- ENTRIES PROVIDED -

- - -

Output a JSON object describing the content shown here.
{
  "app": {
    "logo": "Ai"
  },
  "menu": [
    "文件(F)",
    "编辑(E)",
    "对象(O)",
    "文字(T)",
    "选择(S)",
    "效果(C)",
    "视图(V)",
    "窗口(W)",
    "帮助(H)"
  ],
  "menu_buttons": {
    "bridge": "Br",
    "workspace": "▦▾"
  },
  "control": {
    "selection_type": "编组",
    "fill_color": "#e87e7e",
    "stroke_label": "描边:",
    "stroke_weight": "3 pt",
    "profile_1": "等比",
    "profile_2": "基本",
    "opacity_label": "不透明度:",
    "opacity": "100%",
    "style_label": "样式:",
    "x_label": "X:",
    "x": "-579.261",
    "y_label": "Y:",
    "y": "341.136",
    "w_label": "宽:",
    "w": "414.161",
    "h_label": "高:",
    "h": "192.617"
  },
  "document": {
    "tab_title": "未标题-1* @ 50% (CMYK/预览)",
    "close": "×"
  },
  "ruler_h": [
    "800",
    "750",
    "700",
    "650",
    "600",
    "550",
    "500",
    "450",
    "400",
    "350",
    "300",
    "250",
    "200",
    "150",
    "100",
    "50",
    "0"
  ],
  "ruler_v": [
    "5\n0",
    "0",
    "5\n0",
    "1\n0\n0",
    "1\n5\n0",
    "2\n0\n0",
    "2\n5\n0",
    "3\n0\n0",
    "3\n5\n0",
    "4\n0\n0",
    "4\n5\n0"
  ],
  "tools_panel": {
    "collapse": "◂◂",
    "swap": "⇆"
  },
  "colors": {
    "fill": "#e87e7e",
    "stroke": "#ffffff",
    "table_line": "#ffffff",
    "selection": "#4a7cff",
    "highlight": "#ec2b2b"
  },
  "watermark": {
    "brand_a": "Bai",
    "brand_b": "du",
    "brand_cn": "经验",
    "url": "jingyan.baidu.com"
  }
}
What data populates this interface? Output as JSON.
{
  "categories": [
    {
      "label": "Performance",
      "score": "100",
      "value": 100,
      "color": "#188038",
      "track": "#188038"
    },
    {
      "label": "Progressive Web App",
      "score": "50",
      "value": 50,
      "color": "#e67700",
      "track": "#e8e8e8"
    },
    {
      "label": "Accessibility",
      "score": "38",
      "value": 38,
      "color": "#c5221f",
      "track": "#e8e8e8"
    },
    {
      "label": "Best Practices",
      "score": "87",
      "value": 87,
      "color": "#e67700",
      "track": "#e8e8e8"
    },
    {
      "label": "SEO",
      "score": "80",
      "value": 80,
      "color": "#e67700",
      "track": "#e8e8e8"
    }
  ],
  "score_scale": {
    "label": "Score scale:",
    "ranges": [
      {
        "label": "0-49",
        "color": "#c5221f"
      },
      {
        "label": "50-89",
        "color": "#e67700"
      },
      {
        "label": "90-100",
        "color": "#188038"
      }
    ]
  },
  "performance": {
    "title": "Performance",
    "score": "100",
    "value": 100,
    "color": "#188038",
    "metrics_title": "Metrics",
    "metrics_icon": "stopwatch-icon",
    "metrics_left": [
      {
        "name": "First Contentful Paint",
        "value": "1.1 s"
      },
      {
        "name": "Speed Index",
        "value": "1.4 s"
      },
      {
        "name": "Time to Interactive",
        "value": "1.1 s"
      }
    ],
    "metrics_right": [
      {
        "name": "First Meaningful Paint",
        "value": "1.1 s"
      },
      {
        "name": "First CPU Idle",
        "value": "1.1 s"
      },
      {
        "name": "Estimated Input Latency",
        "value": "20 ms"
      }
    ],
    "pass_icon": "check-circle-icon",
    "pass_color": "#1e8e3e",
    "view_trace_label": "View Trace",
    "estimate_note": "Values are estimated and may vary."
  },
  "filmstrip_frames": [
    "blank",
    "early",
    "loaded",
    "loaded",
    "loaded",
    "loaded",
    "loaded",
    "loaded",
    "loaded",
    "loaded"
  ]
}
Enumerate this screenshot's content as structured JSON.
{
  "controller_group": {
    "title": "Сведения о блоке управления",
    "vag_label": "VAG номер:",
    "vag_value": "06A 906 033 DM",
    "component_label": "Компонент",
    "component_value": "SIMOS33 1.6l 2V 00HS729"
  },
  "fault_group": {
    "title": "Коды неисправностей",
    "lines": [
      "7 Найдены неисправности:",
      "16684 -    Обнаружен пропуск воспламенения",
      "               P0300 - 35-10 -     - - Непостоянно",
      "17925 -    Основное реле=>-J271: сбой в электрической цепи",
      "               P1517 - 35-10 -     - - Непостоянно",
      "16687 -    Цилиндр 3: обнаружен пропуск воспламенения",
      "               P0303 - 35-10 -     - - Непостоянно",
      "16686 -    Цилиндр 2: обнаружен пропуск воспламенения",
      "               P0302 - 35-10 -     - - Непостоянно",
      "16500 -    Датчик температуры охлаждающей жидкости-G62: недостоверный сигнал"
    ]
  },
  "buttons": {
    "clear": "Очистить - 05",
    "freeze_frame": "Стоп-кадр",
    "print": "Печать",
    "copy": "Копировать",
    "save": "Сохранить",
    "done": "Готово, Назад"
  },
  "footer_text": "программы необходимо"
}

- - -

- EXERCISE GOAL -
Repeat the listing above without any change.

- RESPONSE -
Output a JSON object describing the content shown here.
{
  "app": {
    "logo": "Ai"
  },
  "menu": [
    "文件(F)",
    "编辑(E)",
    "对象(O)",
    "文字(T)",
    "选择(S)",
    "效果(C)",
    "视图(V)",
    "窗口(W)",
    "帮助(H)"
  ],
  "menu_buttons": {
    "bridge": "Br",
    "workspace": "▦▾"
  },
  "control": {
    "selection_type": "编组",
    "fill_color": "#e87e7e",
    "stroke_label": "描边:",
    "stroke_weight": "3 pt",
    "profile_1": "等比",
    "profile_2": "基本",
    "opacity_label": "不透明度:",
    "opacity": "100%",
    "style_label": "样式:",
    "x_label": "X:",
    "x": "-579.261",
    "y_label": "Y:",
    "y": "341.136",
    "w_label": "宽:",
    "w": "414.161",
    "h_label": "高:",
    "h": "192.617"
  },
  "document": {
    "tab_title": "未标题-1* @ 50% (CMYK/预览)",
    "close": "×"
  },
  "ruler_h": [
    "800",
    "750",
    "700",
    "650",
    "600",
    "550",
    "500",
    "450",
    "400",
    "350",
    "300",
    "250",
    "200",
    "150",
    "100",
    "50",
    "0"
  ],
  "ruler_v": [
    "5\n0",
    "0",
    "5\n0",
    "1\n0\n0",
    "1\n5\n0",
    "2\n0\n0",
    "2\n5\n0",
    "3\n0\n0",
    "3\n5\n0",
    "4\n0\n0",
    "4\n5\n0"
  ],
  "tools_panel": {
    "collapse": "◂◂",
    "swap": "⇆"
  },
  "colors": {
    "fill": "#e87e7e",
    "stroke": "#ffffff",
    "table_line": "#ffffff",
    "selection": "#4a7cff",
    "highlight": "#ec2b2b"
  },
  "watermark": {
    "brand_a": "Bai",
    "brand_b": "du",
    "brand_cn": "经验",
    "url": "jingyan.baidu.com"
  }
}
What data populates this interface? Output as JSON.
{
  "categories": [
    {
      "label": "Performance",
      "score": "100",
      "value": 100,
      "color": "#188038",
      "track": "#188038"
    },
    {
      "label": "Progressive Web App",
      "score": "50",
      "value": 50,
      "color": "#e67700",
      "track": "#e8e8e8"
    },
    {
      "label": "Accessibility",
      "score": "38",
      "value": 38,
      "color": "#c5221f",
      "track": "#e8e8e8"
    },
    {
      "label": "Best Practices",
      "score": "87",
      "value": 87,
      "color": "#e67700",
      "track": "#e8e8e8"
    },
    {
      "label": "SEO",
      "score": "80",
      "value": 80,
      "color": "#e67700",
      "track": "#e8e8e8"
    }
  ],
  "score_scale": {
    "label": "Score scale:",
    "ranges": [
      {
        "label": "0-49",
        "color": "#c5221f"
      },
      {
        "label": "50-89",
        "color": "#e67700"
      },
      {
        "label": "90-100",
        "color": "#188038"
      }
    ]
  },
  "performance": {
    "title": "Performance",
    "score": "100",
    "value": 100,
    "color": "#188038",
    "metrics_title": "Metrics",
    "metrics_icon": "stopwatch-icon",
    "metrics_left": [
      {
        "name": "First Contentful Paint",
        "value": "1.1 s"
      },
      {
        "name": "Speed Index",
        "value": "1.4 s"
      },
      {
        "name": "Time to Interactive",
        "value": "1.1 s"
      }
    ],
    "metrics_right": [
      {
        "name": "First Meaningful Paint",
        "value": "1.1 s"
      },
      {
        "name": "First CPU Idle",
        "value": "1.1 s"
      },
      {
        "name": "Estimated Input Latency",
        "value": "20 ms"
      }
    ],
    "pass_icon": "check-circle-icon",
    "pass_color": "#1e8e3e",
    "view_trace_label": "View Trace",
    "estimate_note": "Values are estimated and may vary."
  },
  "filmstrip_frames": [
    "blank",
    "early",
    "loaded",
    "loaded",
    "loaded",
    "loaded",
    "loaded",
    "loaded",
    "loaded",
    "loaded"
  ]
}
Enumerate this screenshot's content as structured JSON.
{
  "controller_group": {
    "title": "Сведения о блоке управления",
    "vag_label": "VAG номер:",
    "vag_value": "06A 906 033 DM",
    "component_label": "Компонент",
    "component_value": "SIMOS33 1.6l 2V 00HS729"
  },
  "fault_group": {
    "title": "Коды неисправностей",
    "lines": [
      "7 Найдены неисправности:",
      "16684 -    Обнаружен пропуск воспламенения",
      "               P0300 - 35-10 -     - - Непостоянно",
      "17925 -    Основное реле=>-J271: сбой в электрической цепи",
      "               P1517 - 35-10 -     - - Непостоянно",
      "16687 -    Цилиндр 3: обнаружен пропуск воспламенения",
      "               P0303 - 35-10 -     - - Непостоянно",
      "16686 -    Цилиндр 2: обнаружен пропуск воспламенения",
      "               P0302 - 35-10 -     - - Непостоянно",
      "16500 -    Датчик температуры охлаждающей жидкости-G62: недостоверный сигнал"
    ]
  },
  "buttons": {
    "clear": "Очистить - 05",
    "freeze_frame": "Стоп-кадр",
    "print": "Печать",
    "copy": "Копировать",
    "save": "Сохранить",
    "done": "Готово, Назад"
  },
  "footer_text": "программы необходимо"
}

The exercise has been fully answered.